TASK
Reproduce all of the records below line for line, without the pictures.

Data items
━━━━━━━━━━━━━━━━━━━━

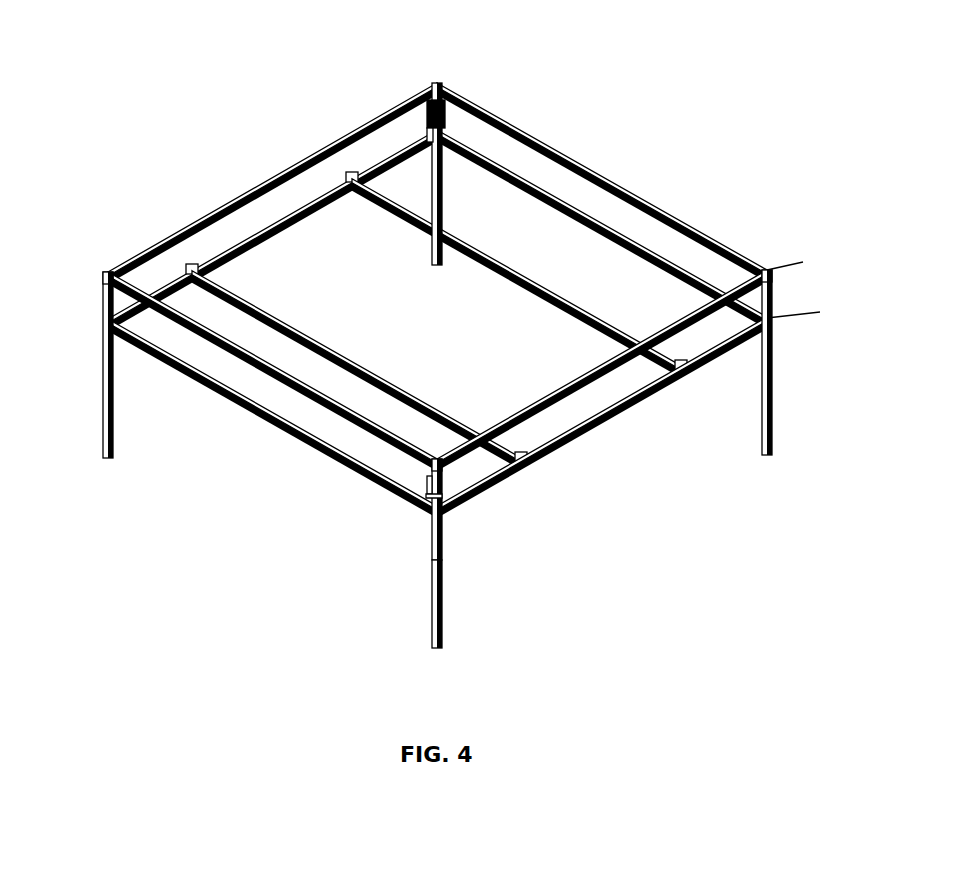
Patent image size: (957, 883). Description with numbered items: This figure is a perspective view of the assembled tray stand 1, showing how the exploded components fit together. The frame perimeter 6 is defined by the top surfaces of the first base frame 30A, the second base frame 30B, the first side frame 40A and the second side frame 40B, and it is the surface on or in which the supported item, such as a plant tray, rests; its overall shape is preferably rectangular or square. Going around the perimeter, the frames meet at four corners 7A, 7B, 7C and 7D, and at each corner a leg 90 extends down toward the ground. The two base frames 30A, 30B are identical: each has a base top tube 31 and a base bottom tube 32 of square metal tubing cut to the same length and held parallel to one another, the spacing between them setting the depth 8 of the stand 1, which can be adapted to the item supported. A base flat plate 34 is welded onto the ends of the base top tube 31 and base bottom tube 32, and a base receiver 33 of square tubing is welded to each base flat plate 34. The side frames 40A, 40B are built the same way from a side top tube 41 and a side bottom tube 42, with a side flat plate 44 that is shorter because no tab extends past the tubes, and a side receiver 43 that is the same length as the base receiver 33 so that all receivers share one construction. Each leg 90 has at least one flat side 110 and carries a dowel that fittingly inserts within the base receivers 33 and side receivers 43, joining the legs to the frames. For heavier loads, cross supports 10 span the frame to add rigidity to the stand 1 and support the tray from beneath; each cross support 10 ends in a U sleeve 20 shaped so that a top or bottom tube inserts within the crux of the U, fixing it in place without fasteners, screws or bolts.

The stand 1 is at (222, 156).
The frame perimeter 6 is at (683, 305).
The corner 7A is at (103, 268).
The corner 7B is at (438, 80).
The corner 7C is at (766, 264).
The corner 7D is at (437, 456).
The depth 8 is at (786, 284).
The cross support 10 is at (297, 316).
The U sleeve 20 is at (527, 470).
The first base frame 30A is at (272, 395).
The second base frame 30B is at (633, 166).
The base top tube 31 is at (226, 350).
The base bottom tube 32 is at (321, 447).
The base receiver 33 is at (432, 492).
The base flat plate 34 is at (446, 118).
The first side frame 40A is at (302, 152).
The second side frame 40B is at (602, 394).
The side top tube 41 is at (582, 372).
The side bottom tube 42 is at (620, 410).
The side receiver 43 is at (430, 484).
The side flat plate 44 is at (452, 198).
The leg 90 is at (98, 362).
The flat side 110 is at (447, 593).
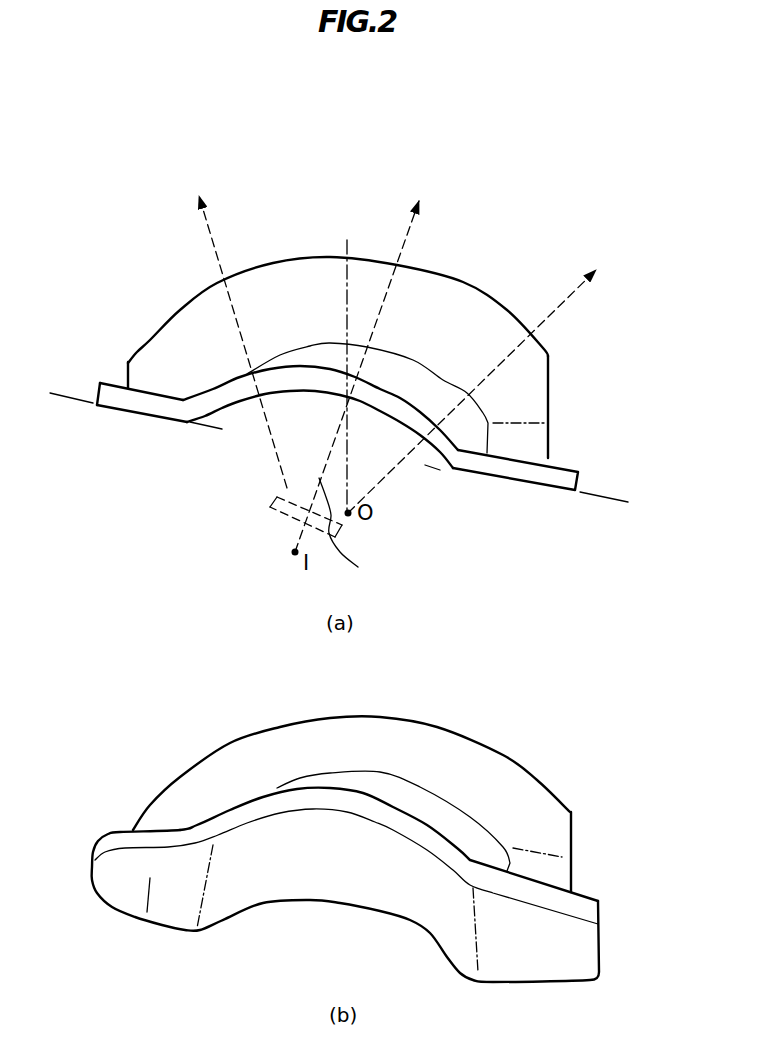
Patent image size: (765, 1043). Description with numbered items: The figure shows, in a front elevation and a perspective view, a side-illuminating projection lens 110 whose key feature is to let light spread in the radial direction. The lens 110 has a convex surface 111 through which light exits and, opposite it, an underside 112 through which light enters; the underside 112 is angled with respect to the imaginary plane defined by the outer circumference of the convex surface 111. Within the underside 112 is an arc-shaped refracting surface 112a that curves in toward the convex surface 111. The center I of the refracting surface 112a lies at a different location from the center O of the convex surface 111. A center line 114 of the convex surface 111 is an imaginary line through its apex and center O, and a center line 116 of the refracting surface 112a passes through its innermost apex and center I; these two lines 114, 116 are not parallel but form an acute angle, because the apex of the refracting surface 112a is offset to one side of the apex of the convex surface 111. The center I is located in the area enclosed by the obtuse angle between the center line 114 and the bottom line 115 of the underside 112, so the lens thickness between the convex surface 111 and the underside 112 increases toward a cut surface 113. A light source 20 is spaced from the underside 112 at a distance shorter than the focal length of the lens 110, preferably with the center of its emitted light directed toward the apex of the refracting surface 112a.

The side-illuminating projection lens 110 is at (316, 244).
The convex surface 111 is at (463, 281).
The underside 112 is at (153, 417).
The arc-shaped refracting surface 112a is at (293, 392).
The cut surface 113 is at (550, 393).
The center line of the convex surface 114 is at (348, 243).
The bottom line of the underside 115 is at (603, 497).
The center line of the refracting surface 116 is at (358, 532).
The light source 20 is at (268, 511).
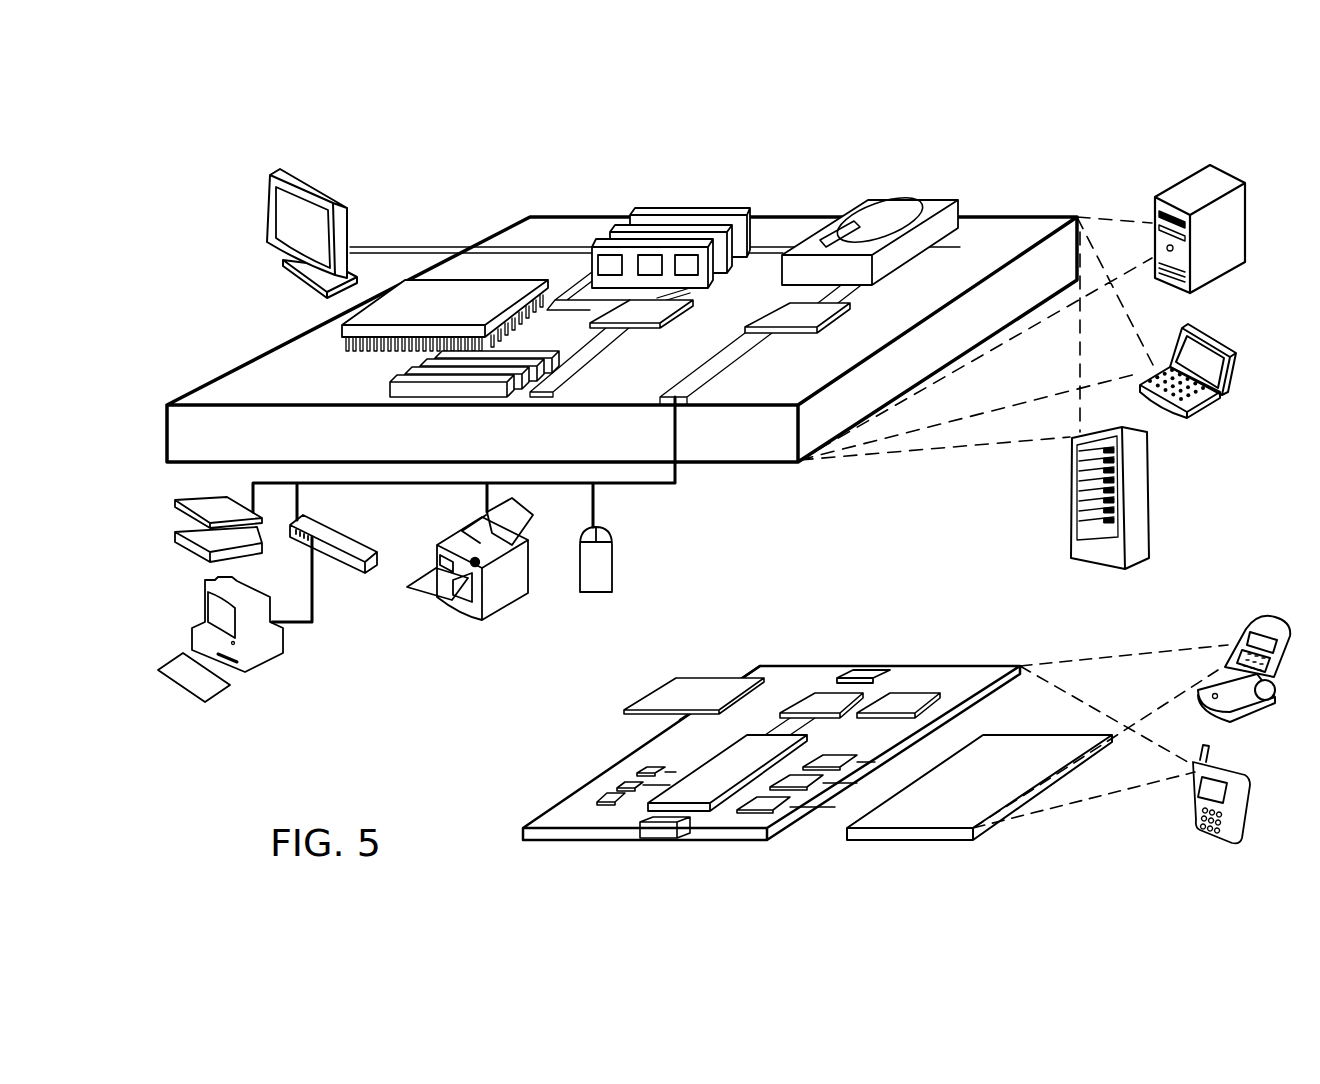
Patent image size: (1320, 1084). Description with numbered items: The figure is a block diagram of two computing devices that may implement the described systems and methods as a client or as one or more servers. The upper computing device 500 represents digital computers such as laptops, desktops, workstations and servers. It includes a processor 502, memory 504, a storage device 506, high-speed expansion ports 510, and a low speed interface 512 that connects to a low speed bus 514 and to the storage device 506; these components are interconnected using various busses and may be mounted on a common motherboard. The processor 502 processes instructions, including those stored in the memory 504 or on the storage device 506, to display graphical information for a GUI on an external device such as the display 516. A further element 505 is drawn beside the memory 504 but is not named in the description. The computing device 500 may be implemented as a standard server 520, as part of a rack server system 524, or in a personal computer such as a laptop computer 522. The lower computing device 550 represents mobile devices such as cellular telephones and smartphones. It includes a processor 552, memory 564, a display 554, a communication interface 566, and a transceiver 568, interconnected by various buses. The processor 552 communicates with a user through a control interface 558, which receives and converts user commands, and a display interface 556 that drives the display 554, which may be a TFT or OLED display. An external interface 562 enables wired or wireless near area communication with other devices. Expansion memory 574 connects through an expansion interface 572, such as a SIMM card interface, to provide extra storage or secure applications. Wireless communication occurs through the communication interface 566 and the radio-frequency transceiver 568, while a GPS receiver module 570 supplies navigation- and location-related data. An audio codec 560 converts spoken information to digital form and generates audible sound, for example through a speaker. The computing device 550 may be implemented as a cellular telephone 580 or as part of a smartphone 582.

The computing device 500 is at (498, 192).
The processor 502 is at (348, 332).
The memory 504 is at (658, 212).
The memory bus / socket 505 is at (628, 214).
The storage device 506 is at (871, 201).
The high-speed expansion ports 510 is at (398, 375).
The low speed interface 512 is at (786, 320).
The low speed bus 514 is at (686, 410).
The display 516 is at (273, 173).
The standard server 520 is at (1166, 192).
The laptop computer 522 is at (1194, 413).
The rack server system 524 is at (1070, 531).
The computing device 550 is at (598, 727).
The processor 552 is at (705, 805).
The display 554 is at (950, 805).
The display interface 556 is at (758, 810).
The control interface 558 is at (797, 788).
The audio codec 560 is at (834, 768).
The external interface 562 is at (661, 828).
The memory 564 is at (612, 791).
The communication interface 566 is at (815, 702).
The transceiver 568 is at (905, 703).
The GPS receiver module 570 is at (878, 677).
The expansion interface 572 is at (753, 680).
The expansion memory 574 is at (660, 687).
The cellular telephone 580 is at (1250, 627).
The smartphone 582 is at (1195, 815).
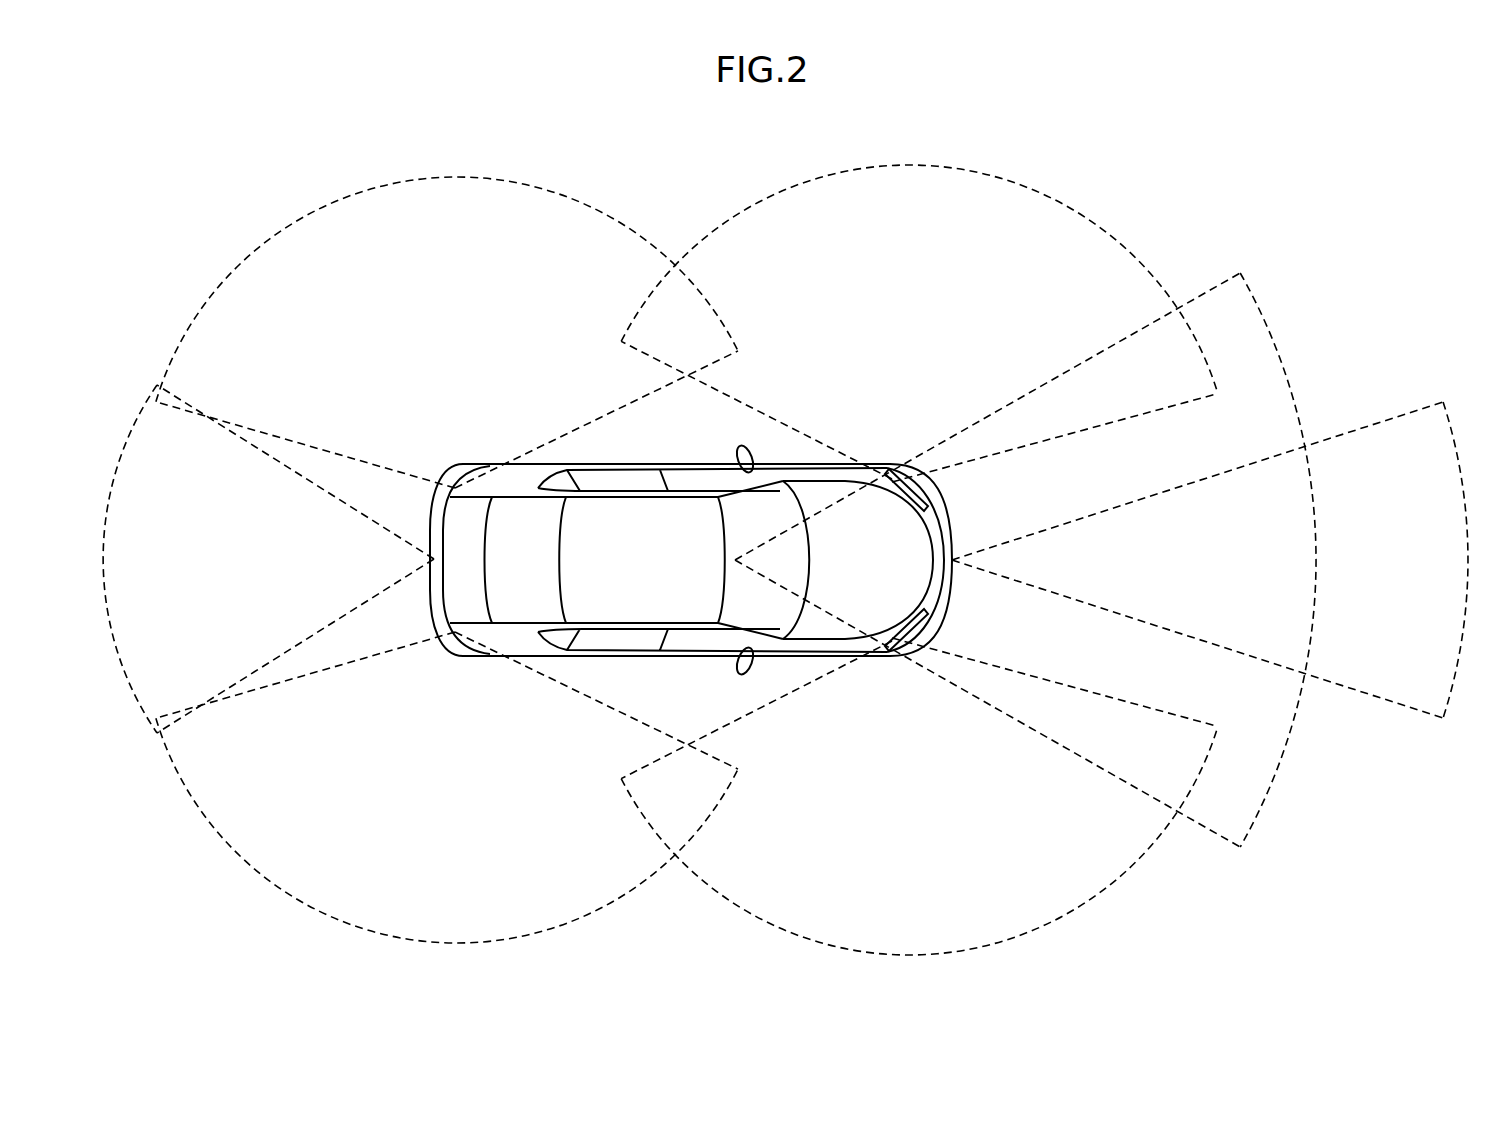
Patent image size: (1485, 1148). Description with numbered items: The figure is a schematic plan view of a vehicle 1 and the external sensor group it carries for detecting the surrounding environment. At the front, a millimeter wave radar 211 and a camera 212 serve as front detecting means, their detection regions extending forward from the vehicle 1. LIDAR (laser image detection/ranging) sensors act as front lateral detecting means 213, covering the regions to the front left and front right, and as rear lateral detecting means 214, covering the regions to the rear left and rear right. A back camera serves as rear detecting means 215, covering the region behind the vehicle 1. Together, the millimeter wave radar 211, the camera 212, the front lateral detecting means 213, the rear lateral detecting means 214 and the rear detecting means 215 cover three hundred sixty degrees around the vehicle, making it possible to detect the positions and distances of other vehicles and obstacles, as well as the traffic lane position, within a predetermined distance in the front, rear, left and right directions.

The vehicle 1 is at (648, 534).
The millimeter wave radar 211 is at (1403, 414).
The camera 212 is at (1273, 333).
The front lateral detecting means 213 is at (1087, 217).
The rear lateral detecting means 214 is at (268, 247).
The rear detecting means 215 is at (138, 410).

━━━━━━━━━━━━━━━━━━━━

RESULT OF THE EXERCISE
Patent image size: (957, 883). Description with numbered items: This figure is a perspective view of the assembled tray stand 1, showing how the exploded components fit together. The frame perimeter 6 is defined by the top surfaces of the first base frame 30A, the second base frame 30B, the first side frame 40A and the second side frame 40B, and it is the surface on or in which the supported item, such as a plant tray, rests; its overall shape is preferably rectangular or square. Going around the perimeter, the frames meet at four corners 7A, 7B, 7C and 7D, and at each corner a leg 90 extends down toward the ground. The two base frames 30A, 30B are identical: each has a base top tube 31 and a base bottom tube 32 of square metal tubing cut to the same length and held parallel to one another, the spacing between them setting the depth 8 of the stand 1, which can be adapted to the item supported. A base flat plate 34 is welded onto the ends of the base top tube 31 and base bottom tube 32, and a base receiver 33 of square tubing is welded to each base flat plate 34. The side frames 40A, 40B are built the same way from a side top tube 41 and a side bottom tube 42, with a side flat plate 44 that is shorter because no tab extends past the tubes, and a side receiver 43 that is the same length as the base receiver 33 so that all receivers share one construction. Each leg 90 has at least one flat side 110 and carries a dowel that fittingly inserts within the base receivers 33 and side receivers 43, joining the legs to the frames. For heavier loads, cross supports 10 span the frame to add rigidity to the stand 1 and support the tray from beneath; each cross support 10 ends in a U sleeve 20 shaped so that a top or bottom tube inserts within the crux of the U, fixing it in place without fasteners, screws or bolts.

The stand 1 is at (222, 156).
The frame perimeter 6 is at (683, 305).
The corner 7A is at (103, 268).
The corner 7B is at (438, 80).
The corner 7C is at (766, 264).
The corner 7D is at (437, 456).
The depth 8 is at (786, 284).
The cross support 10 is at (297, 316).
The U sleeve 20 is at (527, 470).
The first base frame 30A is at (272, 395).
The second base frame 30B is at (633, 166).
The base top tube 31 is at (226, 350).
The base bottom tube 32 is at (321, 447).
The base receiver 33 is at (432, 492).
The base flat plate 34 is at (446, 118).
The first side frame 40A is at (302, 152).
The second side frame 40B is at (602, 394).
The side top tube 41 is at (582, 372).
The side bottom tube 42 is at (620, 410).
The side receiver 43 is at (430, 484).
The side flat plate 44 is at (452, 198).
The leg 90 is at (98, 362).
The flat side 110 is at (447, 593).
Patent image size: (765, 1043). Description with numbered items: The figure shows, in a front elevation and a perspective view, a side-illuminating projection lens 110 whose key feature is to let light spread in the radial direction. The lens 110 has a convex surface 111 through which light exits and, opposite it, an underside 112 through which light enters; the underside 112 is angled with respect to the imaginary plane defined by the outer circumference of the convex surface 111. Within the underside 112 is an arc-shaped refracting surface 112a that curves in toward the convex surface 111. The center I of the refracting surface 112a lies at a different location from the center O of the convex surface 111. A center line 114 of the convex surface 111 is an imaginary line through its apex and center O, and a center line 116 of the refracting surface 112a passes through its innermost apex and center I; these two lines 114, 116 are not parallel but form an acute angle, because the apex of the refracting surface 112a is offset to one side of the apex of the convex surface 111. The center I is located in the area enclosed by the obtuse angle between the center line 114 and the bottom line 115 of the underside 112, so the lens thickness between the convex surface 111 and the underside 112 increases toward a cut surface 113. A light source 20 is spaced from the underside 112 at a distance shorter than the focal length of the lens 110, preferably with the center of its emitted light directed toward the apex of the refracting surface 112a.

The side-illuminating projection lens 110 is at (316, 244).
The convex surface 111 is at (463, 281).
The underside 112 is at (153, 417).
The arc-shaped refracting surface 112a is at (293, 392).
The cut surface 113 is at (550, 393).
The center line of the convex surface 114 is at (348, 243).
The bottom line of the underside 115 is at (603, 497).
The center line of the refracting surface 116 is at (358, 532).
The light source 20 is at (268, 511).
Patent image size: (1320, 1084). Description with numbered items: The figure is a block diagram of two computing devices that may implement the described systems and methods as a client or as one or more servers. The upper computing device 500 represents digital computers such as laptops, desktops, workstations and servers. It includes a processor 502, memory 504, a storage device 506, high-speed expansion ports 510, and a low speed interface 512 that connects to a low speed bus 514 and to the storage device 506; these components are interconnected using various busses and may be mounted on a common motherboard. The processor 502 processes instructions, including those stored in the memory 504 or on the storage device 506, to display graphical information for a GUI on an external device such as the display 516. A further element 505 is drawn beside the memory 504 but is not named in the description. The computing device 500 may be implemented as a standard server 520, as part of a rack server system 524, or in a personal computer such as a laptop computer 522. The lower computing device 550 represents mobile devices such as cellular telephones and smartphones. It includes a processor 552, memory 564, a display 554, a communication interface 566, and a transceiver 568, interconnected by various buses. The processor 552 communicates with a user through a control interface 558, which receives and converts user commands, and a display interface 556 that drives the display 554, which may be a TFT or OLED display. An external interface 562 enables wired or wireless near area communication with other devices. Expansion memory 574 connects through an expansion interface 572, such as a SIMM card interface, to provide extra storage or secure applications. Wireless communication occurs through the communication interface 566 and the radio-frequency transceiver 568, while a GPS receiver module 570 supplies navigation- and location-related data. An audio codec 560 converts spoken information to digital form and generates audible sound, for example through a speaker. The computing device 550 may be implemented as a cellular telephone 580 or as part of a smartphone 582.

The computing device 500 is at (498, 192).
The processor 502 is at (348, 332).
The memory 504 is at (658, 212).
The memory bus / socket 505 is at (628, 214).
The storage device 506 is at (871, 201).
The high-speed expansion ports 510 is at (398, 375).
The low speed interface 512 is at (786, 320).
The low speed bus 514 is at (686, 410).
The display 516 is at (273, 173).
The standard server 520 is at (1166, 192).
The laptop computer 522 is at (1194, 413).
The rack server system 524 is at (1070, 531).
The computing device 550 is at (598, 727).
The processor 552 is at (705, 805).
The display 554 is at (950, 805).
The display interface 556 is at (758, 810).
The control interface 558 is at (797, 788).
The audio codec 560 is at (834, 768).
The external interface 562 is at (661, 828).
The memory 564 is at (612, 791).
The communication interface 566 is at (815, 702).
The transceiver 568 is at (905, 703).
The GPS receiver module 570 is at (878, 677).
The expansion interface 572 is at (753, 680).
The expansion memory 574 is at (660, 687).
The cellular telephone 580 is at (1250, 627).
The smartphone 582 is at (1195, 815).
Patent image size: (1485, 1148). Description with numbered items: The figure is a schematic plan view of a vehicle 1 and the external sensor group it carries for detecting the surrounding environment. At the front, a millimeter wave radar 211 and a camera 212 serve as front detecting means, their detection regions extending forward from the vehicle 1. LIDAR (laser image detection/ranging) sensors act as front lateral detecting means 213, covering the regions to the front left and front right, and as rear lateral detecting means 214, covering the regions to the rear left and rear right. A back camera serves as rear detecting means 215, covering the region behind the vehicle 1. Together, the millimeter wave radar 211, the camera 212, the front lateral detecting means 213, the rear lateral detecting means 214 and the rear detecting means 215 cover three hundred sixty degrees around the vehicle, making it possible to detect the positions and distances of other vehicles and obstacles, as well as the traffic lane position, within a predetermined distance in the front, rear, left and right directions.

The vehicle 1 is at (648, 534).
The millimeter wave radar 211 is at (1403, 414).
The camera 212 is at (1273, 333).
The front lateral detecting means 213 is at (1087, 217).
The rear lateral detecting means 214 is at (268, 247).
The rear detecting means 215 is at (138, 410).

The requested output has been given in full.